**Short task:** Scan the entries below. List each line with "Murabaha".

**Stored records:**
# # # #

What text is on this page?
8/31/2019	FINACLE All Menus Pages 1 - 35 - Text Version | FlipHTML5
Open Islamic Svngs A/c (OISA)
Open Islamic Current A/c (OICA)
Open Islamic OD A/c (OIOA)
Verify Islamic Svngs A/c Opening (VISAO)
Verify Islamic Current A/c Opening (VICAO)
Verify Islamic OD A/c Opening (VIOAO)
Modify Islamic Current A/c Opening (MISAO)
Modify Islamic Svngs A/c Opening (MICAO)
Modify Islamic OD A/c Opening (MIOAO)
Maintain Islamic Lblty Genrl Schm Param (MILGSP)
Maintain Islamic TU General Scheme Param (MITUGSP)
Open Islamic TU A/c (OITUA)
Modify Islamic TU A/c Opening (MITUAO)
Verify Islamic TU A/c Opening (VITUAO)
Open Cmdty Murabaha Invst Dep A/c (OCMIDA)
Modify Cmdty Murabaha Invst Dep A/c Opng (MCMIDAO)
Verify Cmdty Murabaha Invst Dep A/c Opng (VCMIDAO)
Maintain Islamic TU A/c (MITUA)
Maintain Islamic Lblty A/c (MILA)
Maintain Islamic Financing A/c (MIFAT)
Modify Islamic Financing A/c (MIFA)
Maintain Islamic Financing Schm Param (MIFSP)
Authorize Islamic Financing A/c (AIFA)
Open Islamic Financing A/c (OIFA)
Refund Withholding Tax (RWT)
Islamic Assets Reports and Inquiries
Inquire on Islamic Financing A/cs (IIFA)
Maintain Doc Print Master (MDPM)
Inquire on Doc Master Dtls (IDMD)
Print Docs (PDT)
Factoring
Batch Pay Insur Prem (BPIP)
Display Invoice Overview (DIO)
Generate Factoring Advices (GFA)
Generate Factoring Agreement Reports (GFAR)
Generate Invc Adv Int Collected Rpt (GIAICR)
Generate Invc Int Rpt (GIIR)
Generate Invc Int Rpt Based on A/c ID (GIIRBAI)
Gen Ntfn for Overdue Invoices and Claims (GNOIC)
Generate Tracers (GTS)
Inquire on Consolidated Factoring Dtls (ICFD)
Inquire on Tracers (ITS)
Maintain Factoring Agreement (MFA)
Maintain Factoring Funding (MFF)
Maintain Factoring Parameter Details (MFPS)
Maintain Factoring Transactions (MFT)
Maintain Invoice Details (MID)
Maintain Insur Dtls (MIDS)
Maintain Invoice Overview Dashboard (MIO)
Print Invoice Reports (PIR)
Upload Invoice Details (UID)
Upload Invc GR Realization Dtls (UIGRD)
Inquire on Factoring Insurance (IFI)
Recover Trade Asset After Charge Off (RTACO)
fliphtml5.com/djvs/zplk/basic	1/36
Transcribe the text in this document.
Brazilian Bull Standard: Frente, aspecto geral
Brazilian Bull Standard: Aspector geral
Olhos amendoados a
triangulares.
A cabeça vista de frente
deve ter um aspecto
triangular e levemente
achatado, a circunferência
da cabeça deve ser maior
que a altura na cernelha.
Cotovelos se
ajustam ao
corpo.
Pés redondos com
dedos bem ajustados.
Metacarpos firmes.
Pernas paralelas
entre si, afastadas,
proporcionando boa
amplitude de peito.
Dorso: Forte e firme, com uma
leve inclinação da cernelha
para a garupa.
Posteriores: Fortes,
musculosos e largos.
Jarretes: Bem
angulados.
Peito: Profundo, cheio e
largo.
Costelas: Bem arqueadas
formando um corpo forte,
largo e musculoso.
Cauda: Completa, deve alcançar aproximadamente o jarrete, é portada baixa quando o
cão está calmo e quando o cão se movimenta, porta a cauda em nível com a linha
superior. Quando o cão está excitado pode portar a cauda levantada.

# # # #

**Solution below:**
Open Cmdty Murabaha Invst Dep A/c (OCMIDA)
Modify Cmdty Murabaha Invst Dep A/c Opng (MCMIDAO)
Verify Cmdty Murabaha Invst Dep A/c Opng (VCMIDAO)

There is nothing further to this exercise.